* begin SUPPLIED DATA *
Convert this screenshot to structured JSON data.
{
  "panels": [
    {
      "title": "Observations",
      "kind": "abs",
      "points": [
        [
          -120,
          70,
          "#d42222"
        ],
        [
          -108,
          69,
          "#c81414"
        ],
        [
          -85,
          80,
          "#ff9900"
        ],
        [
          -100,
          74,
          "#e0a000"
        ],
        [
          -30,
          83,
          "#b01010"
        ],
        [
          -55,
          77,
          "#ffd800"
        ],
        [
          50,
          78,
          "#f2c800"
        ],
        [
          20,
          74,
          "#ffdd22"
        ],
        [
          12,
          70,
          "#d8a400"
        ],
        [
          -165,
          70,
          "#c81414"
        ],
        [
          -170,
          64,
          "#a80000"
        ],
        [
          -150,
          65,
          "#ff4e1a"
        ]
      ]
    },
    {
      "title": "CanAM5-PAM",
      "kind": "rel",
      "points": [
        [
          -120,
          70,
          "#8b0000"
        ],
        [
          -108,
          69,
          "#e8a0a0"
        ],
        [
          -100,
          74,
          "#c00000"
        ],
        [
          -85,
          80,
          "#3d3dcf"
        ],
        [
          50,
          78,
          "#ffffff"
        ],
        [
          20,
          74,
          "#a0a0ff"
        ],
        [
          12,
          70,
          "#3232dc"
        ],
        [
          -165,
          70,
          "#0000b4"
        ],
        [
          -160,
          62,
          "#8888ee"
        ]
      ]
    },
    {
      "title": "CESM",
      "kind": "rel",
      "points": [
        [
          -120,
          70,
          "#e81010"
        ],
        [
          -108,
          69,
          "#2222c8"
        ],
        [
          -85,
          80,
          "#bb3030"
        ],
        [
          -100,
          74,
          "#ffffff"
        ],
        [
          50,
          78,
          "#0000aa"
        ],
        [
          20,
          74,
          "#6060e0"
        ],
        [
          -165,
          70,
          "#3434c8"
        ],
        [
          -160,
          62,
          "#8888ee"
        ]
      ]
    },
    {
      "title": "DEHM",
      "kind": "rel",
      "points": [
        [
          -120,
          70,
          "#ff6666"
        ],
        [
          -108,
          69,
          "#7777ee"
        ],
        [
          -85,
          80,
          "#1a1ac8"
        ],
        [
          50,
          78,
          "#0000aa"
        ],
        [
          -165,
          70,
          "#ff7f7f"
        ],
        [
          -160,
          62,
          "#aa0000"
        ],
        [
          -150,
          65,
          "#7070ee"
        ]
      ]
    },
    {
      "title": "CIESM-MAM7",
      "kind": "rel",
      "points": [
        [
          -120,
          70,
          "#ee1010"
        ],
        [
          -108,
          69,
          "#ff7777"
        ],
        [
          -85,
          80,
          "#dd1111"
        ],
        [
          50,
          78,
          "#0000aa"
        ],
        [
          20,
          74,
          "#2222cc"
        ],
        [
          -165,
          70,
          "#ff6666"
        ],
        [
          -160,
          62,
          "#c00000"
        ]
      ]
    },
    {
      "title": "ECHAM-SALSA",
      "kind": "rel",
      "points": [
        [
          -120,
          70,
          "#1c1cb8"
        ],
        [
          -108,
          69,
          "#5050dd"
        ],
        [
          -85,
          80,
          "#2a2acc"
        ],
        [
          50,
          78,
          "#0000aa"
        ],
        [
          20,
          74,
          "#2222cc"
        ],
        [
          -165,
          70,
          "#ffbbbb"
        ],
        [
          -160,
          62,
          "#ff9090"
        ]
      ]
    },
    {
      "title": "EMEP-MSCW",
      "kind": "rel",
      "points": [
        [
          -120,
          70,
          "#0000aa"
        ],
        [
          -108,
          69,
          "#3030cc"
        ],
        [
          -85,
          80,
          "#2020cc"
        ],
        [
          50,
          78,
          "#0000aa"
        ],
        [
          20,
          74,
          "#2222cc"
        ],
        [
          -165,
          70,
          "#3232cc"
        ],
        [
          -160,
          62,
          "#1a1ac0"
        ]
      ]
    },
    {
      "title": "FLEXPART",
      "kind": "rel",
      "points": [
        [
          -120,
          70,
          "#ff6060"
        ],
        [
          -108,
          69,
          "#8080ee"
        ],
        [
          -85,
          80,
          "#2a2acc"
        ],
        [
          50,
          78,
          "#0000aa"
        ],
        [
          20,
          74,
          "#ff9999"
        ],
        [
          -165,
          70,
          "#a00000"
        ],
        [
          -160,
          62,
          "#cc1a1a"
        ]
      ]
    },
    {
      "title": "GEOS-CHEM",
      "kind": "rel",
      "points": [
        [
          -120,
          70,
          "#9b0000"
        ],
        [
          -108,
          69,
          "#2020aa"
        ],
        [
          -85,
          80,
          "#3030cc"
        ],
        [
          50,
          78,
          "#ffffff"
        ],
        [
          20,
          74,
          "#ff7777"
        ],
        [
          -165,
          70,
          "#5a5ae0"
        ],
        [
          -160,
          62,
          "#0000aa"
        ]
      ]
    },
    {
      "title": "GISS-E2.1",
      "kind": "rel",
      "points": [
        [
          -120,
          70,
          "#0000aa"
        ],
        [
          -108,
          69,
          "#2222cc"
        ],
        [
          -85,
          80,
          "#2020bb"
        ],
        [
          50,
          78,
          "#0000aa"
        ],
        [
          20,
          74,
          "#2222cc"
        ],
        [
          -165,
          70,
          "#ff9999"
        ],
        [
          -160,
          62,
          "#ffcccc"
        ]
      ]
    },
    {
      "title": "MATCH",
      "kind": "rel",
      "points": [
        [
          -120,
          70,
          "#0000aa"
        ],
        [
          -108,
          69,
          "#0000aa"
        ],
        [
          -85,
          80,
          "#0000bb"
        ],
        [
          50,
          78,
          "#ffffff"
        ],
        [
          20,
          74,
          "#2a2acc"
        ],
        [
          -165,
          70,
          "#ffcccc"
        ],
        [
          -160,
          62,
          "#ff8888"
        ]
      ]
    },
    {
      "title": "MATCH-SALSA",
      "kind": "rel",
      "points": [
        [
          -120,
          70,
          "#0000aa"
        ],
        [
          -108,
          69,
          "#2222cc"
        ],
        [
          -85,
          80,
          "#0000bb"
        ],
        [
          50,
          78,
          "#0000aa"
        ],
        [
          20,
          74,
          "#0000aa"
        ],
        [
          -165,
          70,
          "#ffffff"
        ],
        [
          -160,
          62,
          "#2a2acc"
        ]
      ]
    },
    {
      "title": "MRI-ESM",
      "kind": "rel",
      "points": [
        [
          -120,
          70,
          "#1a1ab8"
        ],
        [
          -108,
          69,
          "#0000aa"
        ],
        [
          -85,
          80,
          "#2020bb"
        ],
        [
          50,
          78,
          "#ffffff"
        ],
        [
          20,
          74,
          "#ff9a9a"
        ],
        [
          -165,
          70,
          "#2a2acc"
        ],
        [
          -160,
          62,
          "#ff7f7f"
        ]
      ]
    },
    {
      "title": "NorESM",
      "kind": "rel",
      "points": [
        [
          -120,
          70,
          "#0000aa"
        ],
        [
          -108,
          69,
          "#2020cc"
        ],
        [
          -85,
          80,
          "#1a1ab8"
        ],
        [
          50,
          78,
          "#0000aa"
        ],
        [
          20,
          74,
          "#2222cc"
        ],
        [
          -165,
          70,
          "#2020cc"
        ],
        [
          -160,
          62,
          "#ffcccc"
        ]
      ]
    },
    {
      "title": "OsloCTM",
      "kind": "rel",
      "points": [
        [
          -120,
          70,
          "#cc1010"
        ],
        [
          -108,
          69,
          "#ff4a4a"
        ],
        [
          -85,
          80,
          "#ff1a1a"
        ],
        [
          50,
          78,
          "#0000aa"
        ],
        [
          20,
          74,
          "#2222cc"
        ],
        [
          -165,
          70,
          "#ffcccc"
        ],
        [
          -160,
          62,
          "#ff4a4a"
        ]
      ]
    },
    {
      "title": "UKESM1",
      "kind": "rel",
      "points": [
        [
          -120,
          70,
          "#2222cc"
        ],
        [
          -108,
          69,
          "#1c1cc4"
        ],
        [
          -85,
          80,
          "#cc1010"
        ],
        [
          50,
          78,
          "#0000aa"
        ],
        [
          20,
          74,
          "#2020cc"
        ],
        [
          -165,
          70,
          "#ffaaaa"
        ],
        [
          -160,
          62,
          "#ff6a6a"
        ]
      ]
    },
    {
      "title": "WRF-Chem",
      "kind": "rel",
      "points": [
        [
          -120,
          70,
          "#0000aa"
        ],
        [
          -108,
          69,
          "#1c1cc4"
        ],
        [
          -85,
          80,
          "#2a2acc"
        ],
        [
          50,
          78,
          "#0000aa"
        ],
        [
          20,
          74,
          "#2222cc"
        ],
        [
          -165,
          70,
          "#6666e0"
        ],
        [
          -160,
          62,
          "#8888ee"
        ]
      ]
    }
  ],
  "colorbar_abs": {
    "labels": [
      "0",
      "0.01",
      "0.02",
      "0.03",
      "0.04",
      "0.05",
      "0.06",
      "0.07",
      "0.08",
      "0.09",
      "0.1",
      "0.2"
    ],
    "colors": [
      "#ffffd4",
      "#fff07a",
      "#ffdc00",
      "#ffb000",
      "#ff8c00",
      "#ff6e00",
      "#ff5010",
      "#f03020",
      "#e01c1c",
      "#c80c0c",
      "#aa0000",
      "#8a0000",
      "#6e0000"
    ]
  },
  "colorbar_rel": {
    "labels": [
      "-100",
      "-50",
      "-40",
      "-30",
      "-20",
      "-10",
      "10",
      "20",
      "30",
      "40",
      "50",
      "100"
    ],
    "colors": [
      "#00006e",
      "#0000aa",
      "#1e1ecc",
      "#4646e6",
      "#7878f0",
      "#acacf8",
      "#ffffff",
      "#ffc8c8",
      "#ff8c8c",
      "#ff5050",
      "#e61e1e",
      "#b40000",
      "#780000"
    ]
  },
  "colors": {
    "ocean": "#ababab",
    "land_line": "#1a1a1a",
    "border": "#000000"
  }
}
* end SUPPLIED DATA *
→ **REQUIREMENTS**
Filter the listing above by the word "SALSA"; copy each line that passes.

→ **FINISHED ANSWER**
      "title": "ECHAM-SALSA",
      "title": "MATCH-SALSA",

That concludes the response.